** START Provided information **

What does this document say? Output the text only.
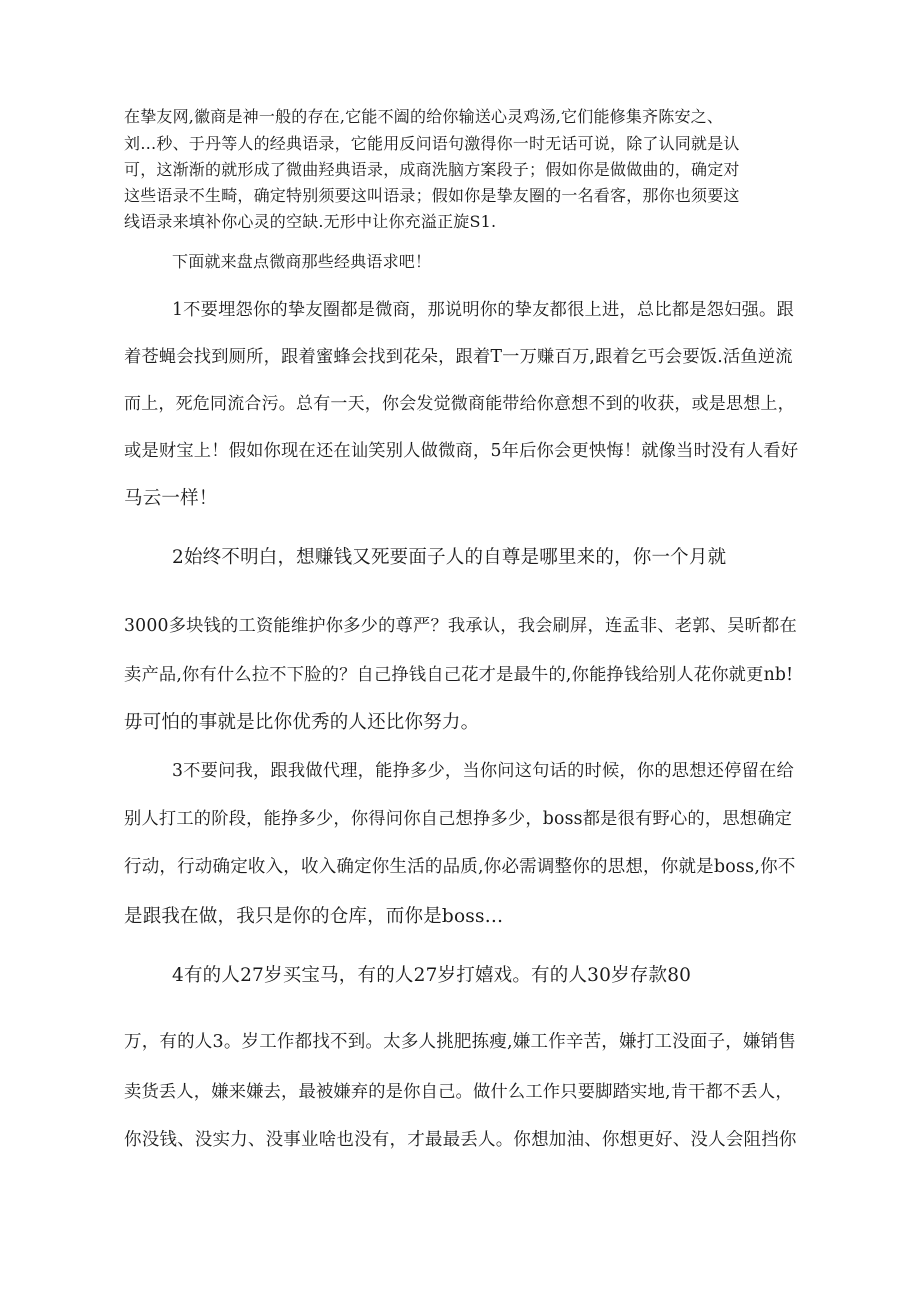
在挚友网,徽商是神一般的存在,它能不阖的给你输送心灵鸡汤,它们能修集齐陈安之、
刘…秒、于丹等人的经典语录，它能用反问语句激得你一时无话可说，除了认同就是认
可，这渐渐的就形成了微曲羟典语录，成商洗脑方案段子；假如你是做做曲的，确定对
这些语录不生畸，确定特别须要这叫语录；假如你是挚友圈的一名看客，那你也须要这
线语录来填补你心灵的空缺.无形中让你充溢正旋S1.
下面就来盘点微商那些经典语求吧！
1不要埋怨你的挚友圈都是微商，那说明你的挚友都很上进，总比都是怨妇强。跟
着苍蝇会找到厕所，跟着蜜蜂会找到花朵，跟着T一万赚百万,跟着乞丐会要饭.活鱼逆流
而上，死危同流合污。总有一天，你会发觉微商能带给你意想不到的收获，或是思想上，
或是财宝上！假如你现在还在讪笑别人做微商，5年后你会更怏悔！就像当时没有人看好
马云一样！
2始终不明白，想赚钱又死要面子人的自尊是哪里来的，你一个月就
3000多块钱的工资能维护你多少的尊严？我承认，我会刷屏，连孟非、老郭、吴昕都在
卖产品,你有什么拉不下脸的？自己挣钱自己花才是最牛的,你能挣钱给别人花你就更nb!
毋可怕的事就是比你优秀的人还比你努力。
3不要问我，跟我做代理，能挣多少，当你问这句话的时候，你的思想还停留在给
别人打工的阶段，能挣多少，你得问你自己想挣多少，boss都是很有野心的，思想确定
行动，行动确定收入，收入确定你生活的品质,你必需调整你的思想，你就是boss,你不
是跟我在做，我只是你的仓库，而你是boss…
4有的人27岁买宝马，有的人27岁打嬉戏。有的人30岁存款80
万，有的人3。岁工作都找不到。太多人挑肥拣瘦,嫌工作辛苦，嫌打工没面子，嫌销售
卖货丢人，嫌来嫌去，最被嫌弃的是你自己。做什么工作只要脚踏实地,肯干都不丢人，
你没钱、没实力、没事业啥也没有，才最最丢人。你想加油、你想更好、没人会阻挡你
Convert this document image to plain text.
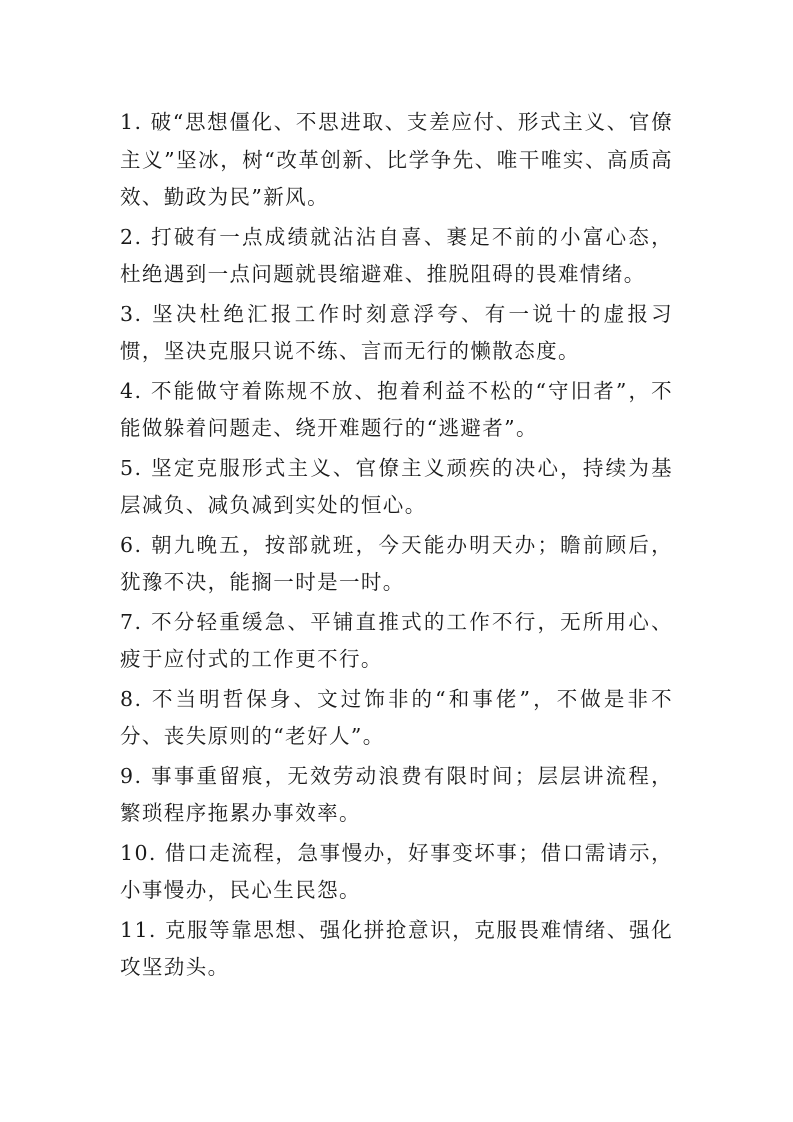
1. 破“思想僵化、不思进取、支差应付、形式主义、官僚主义”坚冰，树“改革创新、比学争先、唯干唯实、高质高效、勤政为民”新风。

2. 打破有一点成绩就沾沾自喜、裹足不前的小富心态，杜绝遇到一点问题就畏缩避难、推脱阻碍的畏难情绪。

3. 坚决杜绝汇报工作时刻意浮夸、有一说十的虚报习惯，坚决克服只说不练、言而无行的懒散态度。

4. 不能做守着陈规不放、抱着利益不松的“守旧者”，不能做躲着问题走、绕开难题行的“逃避者”。

5. 坚定克服形式主义、官僚主义顽疾的决心，持续为基层减负、减负减到实处的恒心。

6. 朝九晚五，按部就班，今天能办明天办；瞻前顾后，犹豫不决，能搁一时是一时。

7. 不分轻重缓急、平铺直推式的工作不行，无所用心、疲于应付式的工作更不行。

8. 不当明哲保身、文过饰非的“和事佬”，不做是非不分、丧失原则的“老好人”。

9. 事事重留痕，无效劳动浪费有限时间；层层讲流程，繁琐程序拖累办事效率。

10. 借口走流程，急事慢办，好事变坏事；借口需请示，小事慢办，民心生民怨。

11. 克服等靠思想、强化拼抢意识，克服畏难情绪、强化攻坚劲头。
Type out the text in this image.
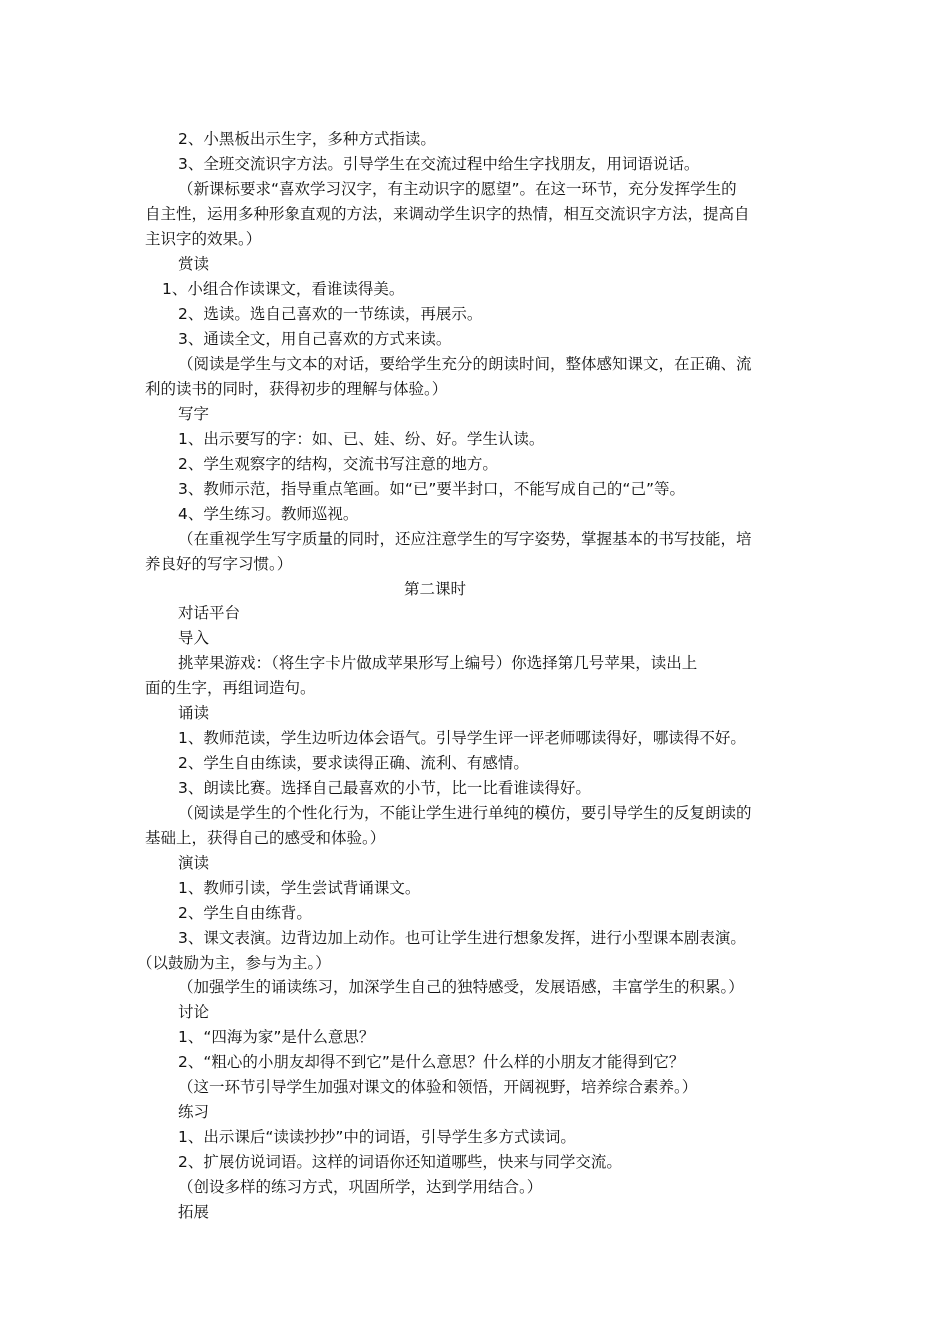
2、小黑板出示生字，多种方式指读。
3、全班交流识字方法。引导学生在交流过程中给生字找朋友，用词语说话。
（新课标要求“喜欢学习汉字，有主动识字的愿望”。在这一环节，充分发挥学生的
自主性，运用多种形象直观的方法，来调动学生识字的热情，相互交流识字方法，提高自
主识字的效果。）
赏读
1、小组合作读课文，看谁读得美。
2、选读。选自己喜欢的一节练读，再展示。
3、通读全文，用自己喜欢的方式来读。
（阅读是学生与文本的对话，要给学生充分的朗读时间，整体感知课文，在正确、流
利的读书的同时，获得初步的理解与体验。）
写字
1、出示要写的字：如、已、娃、纷、好。学生认读。
2、学生观察字的结构，交流书写注意的地方。
3、教师示范，指导重点笔画。如“已”要半封口，不能写成自己的“己”等。
4、学生练习。教师巡视。
（在重视学生写字质量的同时，还应注意学生的写字姿势，掌握基本的书写技能，培
养良好的写字习惯。）
第二课时
对话平台
导入
挑苹果游戏：（将生字卡片做成苹果形写上编号）你选择第几号苹果，读出上
面的生字，再组词造句。
诵读
1、教师范读，学生边听边体会语气。引导学生评一评老师哪读得好，哪读得不好。
2、学生自由练读，要求读得正确、流利、有感情。
3、朗读比赛。选择自己最喜欢的小节，比一比看谁读得好。
（阅读是学生的个性化行为，不能让学生进行单纯的模仿，要引导学生的反复朗读的
基础上，获得自己的感受和体验。）
演读
1、教师引读，学生尝试背诵课文。
2、学生自由练背。
3、课文表演。边背边加上动作。也可让学生进行想象发挥，进行小型课本剧表演。
（以鼓励为主，参与为主。）
（加强学生的诵读练习，加深学生自己的独特感受，发展语感，丰富学生的积累。）
讨论
1、“四海为家”是什么意思？
2、“粗心的小朋友却得不到它”是什么意思？什么样的小朋友才能得到它？
（这一环节引导学生加强对课文的体验和领悟，开阔视野，培养综合素养。）
练习
1、出示课后“读读抄抄”中的词语，引导学生多方式读词。
2、扩展仿说词语。这样的词语你还知道哪些，快来与同学交流。
（创设多样的练习方式，巩固所学，达到学用结合。）
拓展
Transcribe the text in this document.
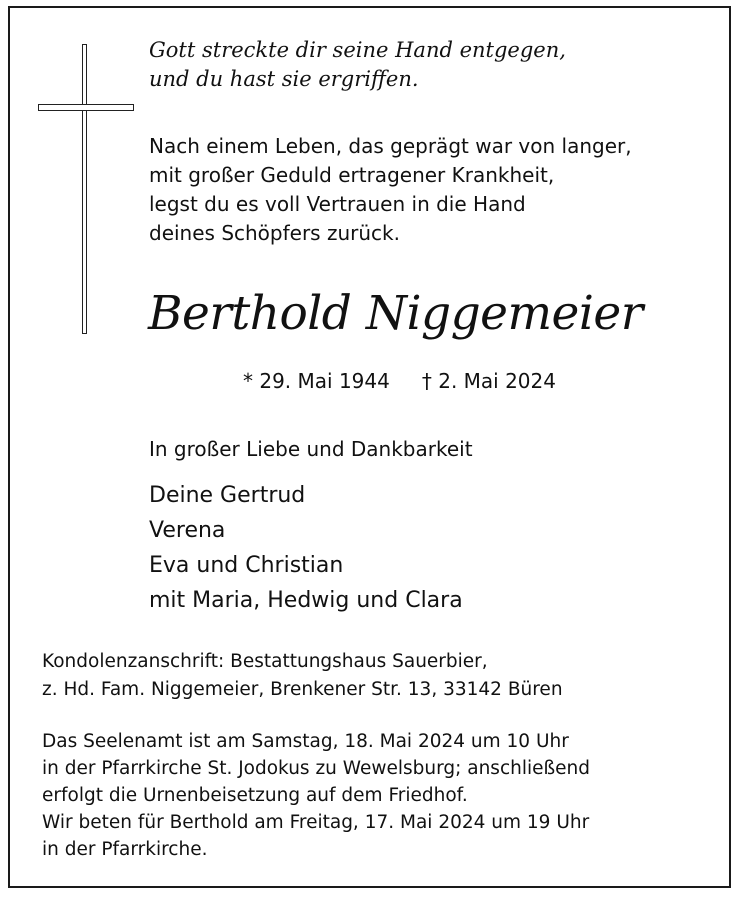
Gott streckte dir seine Hand entgegen,
und du hast sie ergriffen.
Nach einem Leben, das geprägt war von langer,
mit großer Geduld ertragener Krankheit,
legst du es voll Vertrauen in die Hand
deines Schöpfers zurück.
Berthold Niggemeier
* 29. Mai 1944 † 2. Mai 2024
In großer Liebe und Dankbarkeit
Deine Gertrud
Verena
Eva und Christian
mit Maria, Hedwig und Clara
Kondolenzanschrift: Bestattungshaus Sauerbier,
z. Hd. Fam. Niggemeier, Brenkener Str. 13, 33142 Büren
Das Seelenamt ist am Samstag, 18. Mai 2024 um 10 Uhr
in der Pfarrkirche St. Jodokus zu Wewelsburg; anschließend
erfolgt die Urnenbeisetzung auf dem Friedhof.
Wir beten für Berthold am Freitag, 17. Mai 2024 um 19 Uhr
in der Pfarrkirche.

** END Provided information **

Brief
Using the listing above, show each line holding the string "text".

Solved problem
What does this document say? Output the text only.
Convert this document image to plain text.
Type out the text in this image.
Transcribe the text in this document.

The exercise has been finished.